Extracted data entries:
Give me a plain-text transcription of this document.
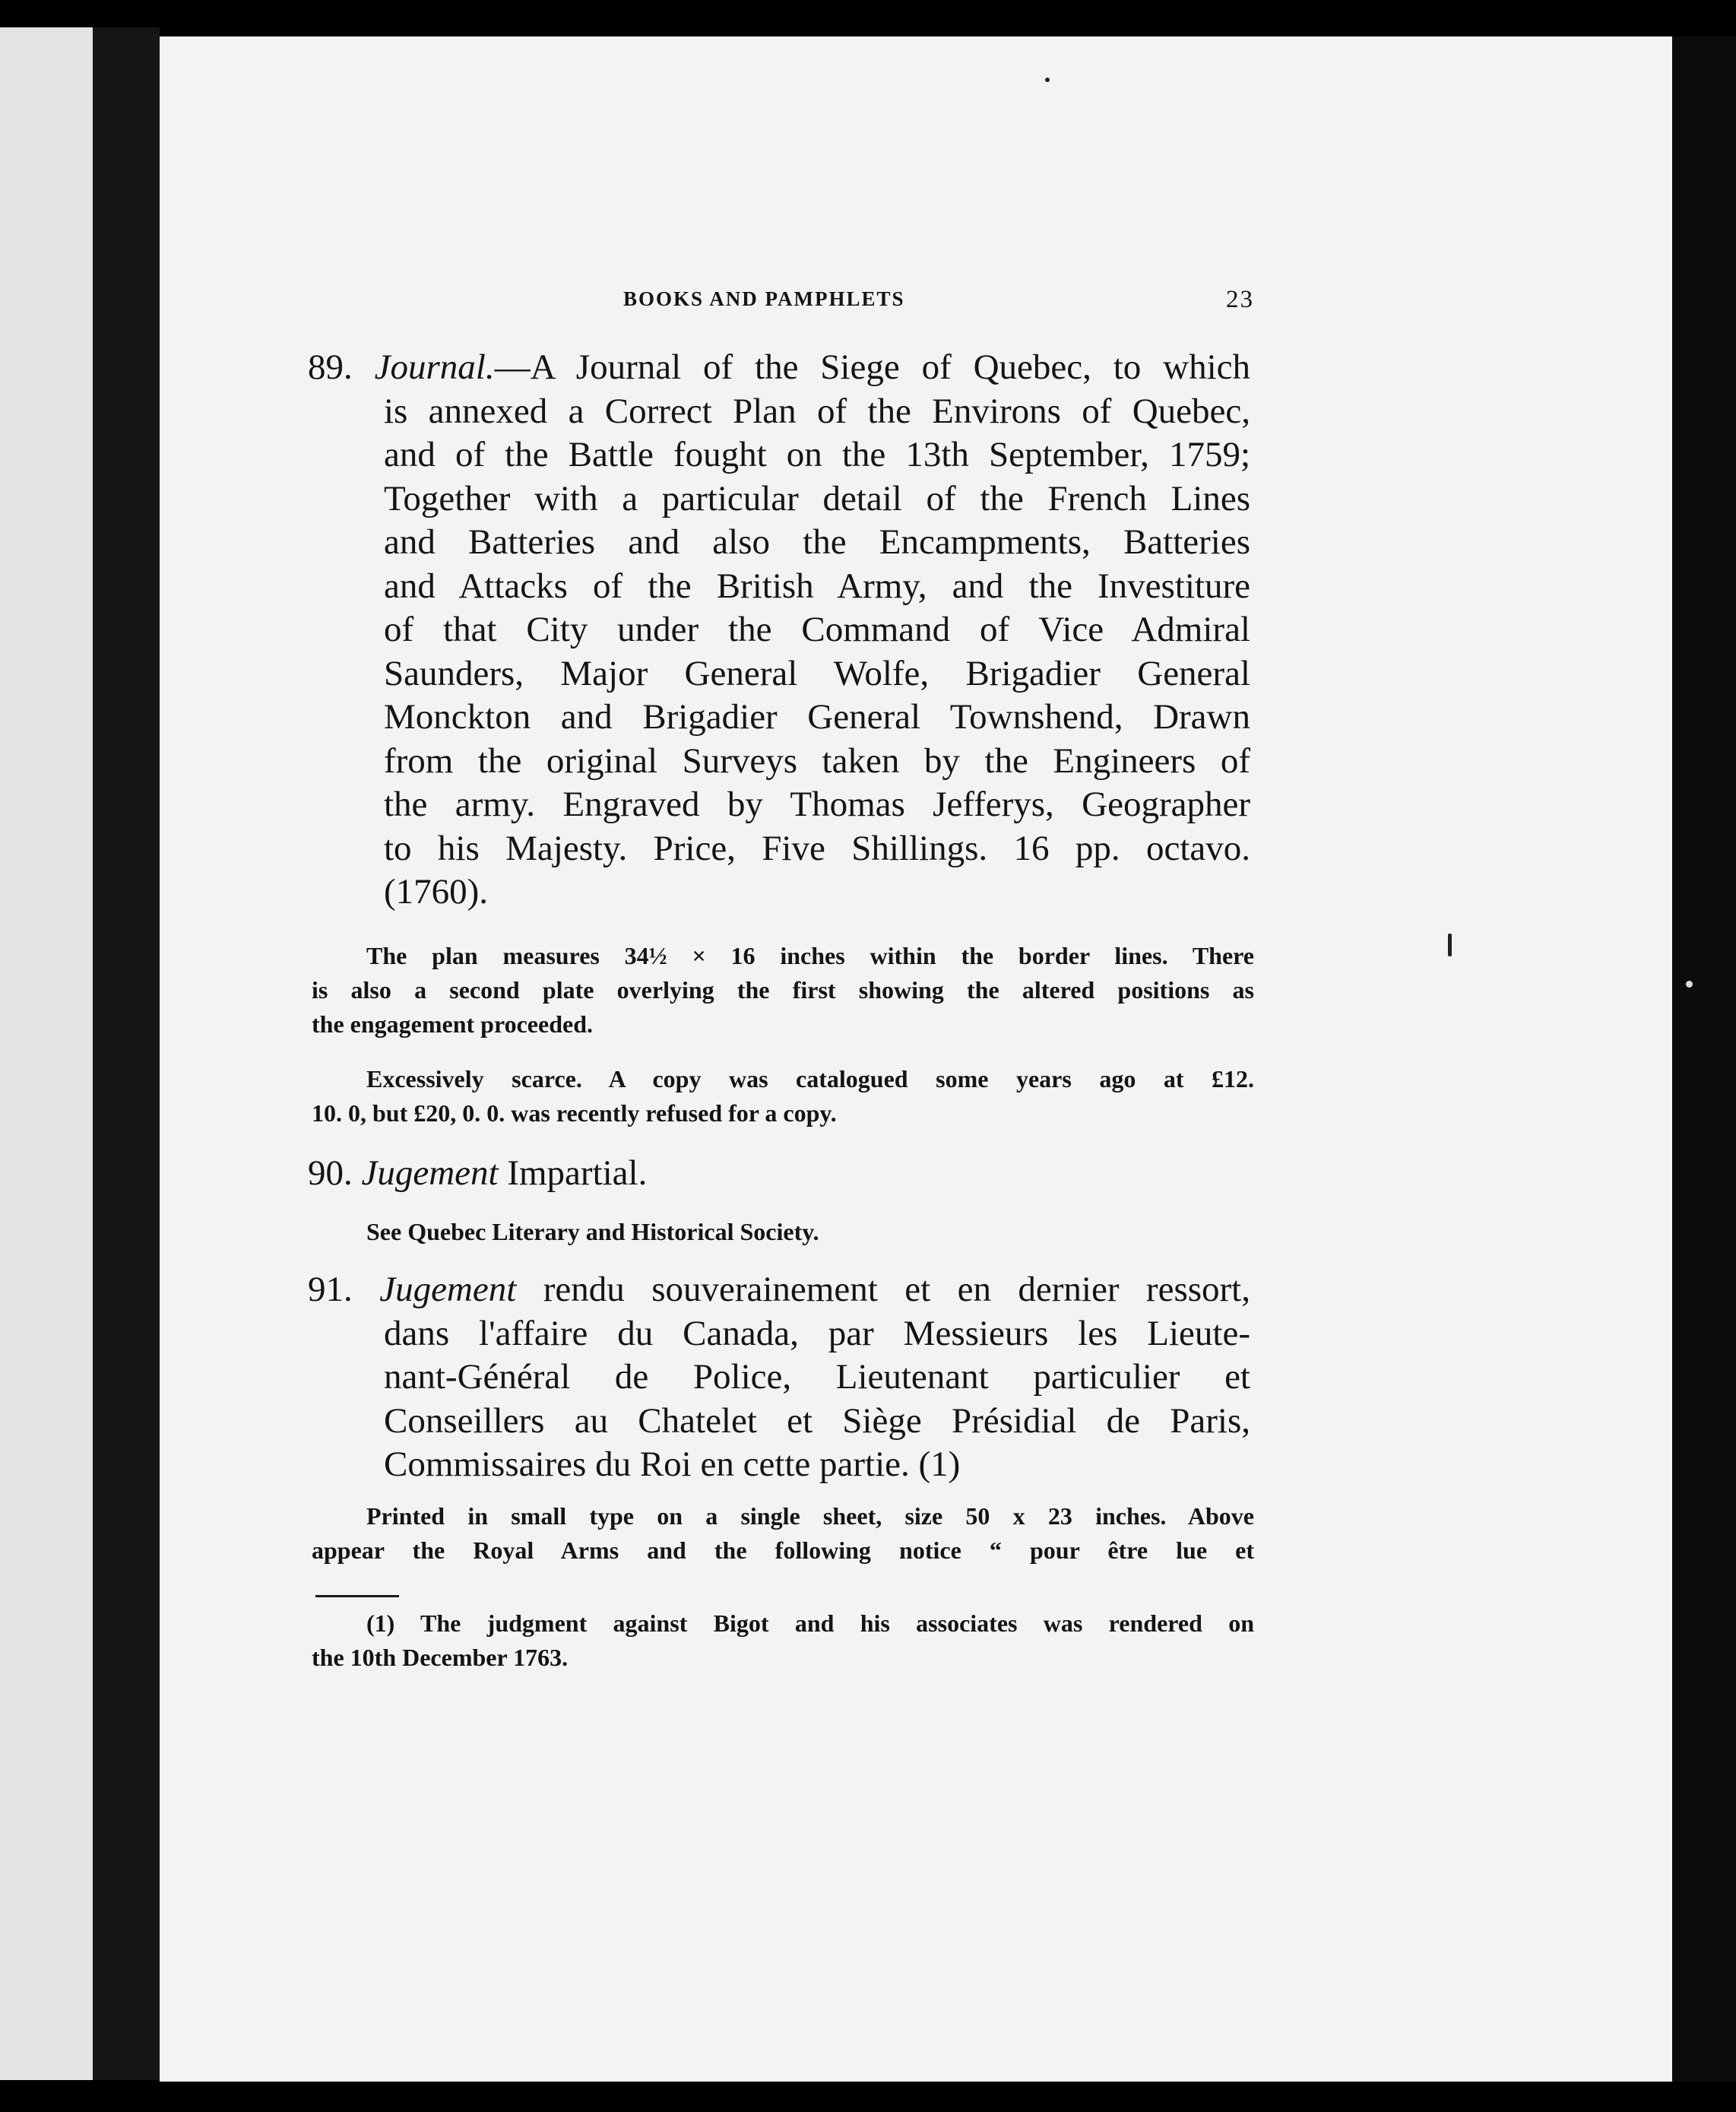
BOOKS AND PAMPHLETS	23
89. Journal.—A Journal of the Siege of Quebec, to which
is annexed a Correct Plan of the Environs of Quebec,
and of the Battle fought on the 13th September, 1759;
Together with a particular detail of the French Lines
and Batteries and also the Encampments, Batteries
and Attacks of the British Army, and the Investiture
of that City under the Command of Vice Admiral
Saunders, Major General Wolfe, Brigadier General
Monckton and Brigadier General Townshend, Drawn
from the original Surveys taken by the Engineers of
the army. Engraved by Thomas Jefferys, Geographer
to his Majesty. Price, Five Shillings. 16 pp. octavo.
(1760).
The plan measures 34½ × 16 inches within the border lines. There
is also a second plate overlying the first showing the altered positions as
the engagement proceeded.
Excessively scarce. A copy was catalogued some years ago at £12.
10. 0, but £20, 0. 0. was recently refused for a copy.
90. Jugement Impartial.
See Quebec Literary and Historical Society.
91. Jugement rendu souverainement et en dernier ressort,
dans l'affaire du Canada, par Messieurs les Lieute-
nant-Général de Police, Lieutenant particulier et
Conseillers au Chatelet et Siège Présidial de Paris,
Commissaires du Roi en cette partie. (1)
Printed in small type on a single sheet, size 50 x 23 inches. Above
appear the Royal Arms and the following notice “ pour être lue et
(1) The judgment against Bigot and his associates was rendered on
the 10th December 1763.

• EXERCISE TASK
Count the lines of the material that include the word "Quebec", then state only the total.

• OUTPUT BELOW
3